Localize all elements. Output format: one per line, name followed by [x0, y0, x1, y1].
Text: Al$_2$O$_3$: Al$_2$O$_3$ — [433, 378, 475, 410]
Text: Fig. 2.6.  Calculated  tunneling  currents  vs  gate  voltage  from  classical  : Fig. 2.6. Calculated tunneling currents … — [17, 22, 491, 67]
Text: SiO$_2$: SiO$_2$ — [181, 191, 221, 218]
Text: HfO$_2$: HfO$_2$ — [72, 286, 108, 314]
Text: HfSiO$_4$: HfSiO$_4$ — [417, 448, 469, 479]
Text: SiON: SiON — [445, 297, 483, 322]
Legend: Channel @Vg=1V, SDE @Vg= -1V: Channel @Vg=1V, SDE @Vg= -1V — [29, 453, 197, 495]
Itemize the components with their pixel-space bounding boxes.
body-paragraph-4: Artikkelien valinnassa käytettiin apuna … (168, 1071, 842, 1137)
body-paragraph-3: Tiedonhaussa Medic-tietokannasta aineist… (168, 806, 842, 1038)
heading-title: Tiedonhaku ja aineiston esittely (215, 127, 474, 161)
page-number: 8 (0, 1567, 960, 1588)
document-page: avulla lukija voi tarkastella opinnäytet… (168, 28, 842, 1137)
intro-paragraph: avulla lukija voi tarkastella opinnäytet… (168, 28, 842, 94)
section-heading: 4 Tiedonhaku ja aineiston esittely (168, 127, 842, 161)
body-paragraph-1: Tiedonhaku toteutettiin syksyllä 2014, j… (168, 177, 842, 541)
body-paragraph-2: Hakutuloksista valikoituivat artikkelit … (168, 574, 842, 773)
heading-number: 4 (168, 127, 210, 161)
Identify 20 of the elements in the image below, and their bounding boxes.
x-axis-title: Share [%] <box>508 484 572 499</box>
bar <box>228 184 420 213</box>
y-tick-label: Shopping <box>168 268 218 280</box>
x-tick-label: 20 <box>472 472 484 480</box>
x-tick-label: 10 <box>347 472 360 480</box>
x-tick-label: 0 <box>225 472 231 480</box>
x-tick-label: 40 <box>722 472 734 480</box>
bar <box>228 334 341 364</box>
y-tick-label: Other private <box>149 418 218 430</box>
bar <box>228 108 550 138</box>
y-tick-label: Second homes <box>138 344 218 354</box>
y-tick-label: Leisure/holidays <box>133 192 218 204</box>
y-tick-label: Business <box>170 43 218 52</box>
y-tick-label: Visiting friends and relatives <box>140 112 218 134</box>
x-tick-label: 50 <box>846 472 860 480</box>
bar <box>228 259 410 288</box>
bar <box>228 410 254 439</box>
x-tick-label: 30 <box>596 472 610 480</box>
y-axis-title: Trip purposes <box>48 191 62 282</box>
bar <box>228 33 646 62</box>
......
What you need to do: Write out all of the data above line by line, from the first line to the last, without changing anything.

Exercise solution:
Localize all elements. Output format: one per line, name followed by [x0, y0, x1, y1].
Text: Al$_2$O$_3$: Al$_2$O$_3$ — [433, 378, 475, 410]
Text: Fig. 2.6.  Calculated  tunneling  currents  vs  gate  voltage  from  classical  : Fig. 2.6. Calculated tunneling currents … — [17, 22, 491, 67]
Text: SiO$_2$: SiO$_2$ — [181, 191, 221, 218]
Text: HfO$_2$: HfO$_2$ — [72, 286, 108, 314]
Text: HfSiO$_4$: HfSiO$_4$ — [417, 448, 469, 479]
Text: SiON: SiON — [445, 297, 483, 322]
Legend: Channel @Vg=1V, SDE @Vg= -1V: Channel @Vg=1V, SDE @Vg= -1V — [29, 453, 197, 495]
Itemize the components with their pixel-space bounding boxes.
body-paragraph-4: Artikkelien valinnassa käytettiin apuna … (168, 1071, 842, 1137)
body-paragraph-3: Tiedonhaussa Medic-tietokannasta aineist… (168, 806, 842, 1038)
heading-title: Tiedonhaku ja aineiston esittely (215, 127, 474, 161)
page-number: 8 (0, 1567, 960, 1588)
document-page: avulla lukija voi tarkastella opinnäytet… (168, 28, 842, 1137)
intro-paragraph: avulla lukija voi tarkastella opinnäytet… (168, 28, 842, 94)
section-heading: 4 Tiedonhaku ja aineiston esittely (168, 127, 842, 161)
body-paragraph-1: Tiedonhaku toteutettiin syksyllä 2014, j… (168, 177, 842, 541)
body-paragraph-2: Hakutuloksista valikoituivat artikkelit … (168, 574, 842, 773)
heading-number: 4 (168, 127, 210, 161)
Identify 20 of the elements in the image below, and their bounding boxes.
x-axis-title: Share [%] <box>508 484 572 499</box>
bar <box>228 184 420 213</box>
y-tick-label: Shopping <box>168 268 218 280</box>
x-tick-label: 20 <box>472 472 484 480</box>
x-tick-label: 10 <box>347 472 360 480</box>
x-tick-label: 0 <box>225 472 231 480</box>
x-tick-label: 40 <box>722 472 734 480</box>
bar <box>228 334 341 364</box>
y-tick-label: Other private <box>149 418 218 430</box>
bar <box>228 108 550 138</box>
y-tick-label: Second homes <box>138 344 218 354</box>
y-tick-label: Leisure/holidays <box>133 192 218 204</box>
y-tick-label: Business <box>170 43 218 52</box>
y-tick-label: Visiting friends and relatives <box>140 112 218 134</box>
x-tick-label: 50 <box>846 472 860 480</box>
bar <box>228 259 410 288</box>
bar <box>228 410 254 439</box>
x-tick-label: 30 <box>596 472 610 480</box>
y-axis-title: Trip purposes <box>48 191 62 282</box>
bar <box>228 33 646 62</box>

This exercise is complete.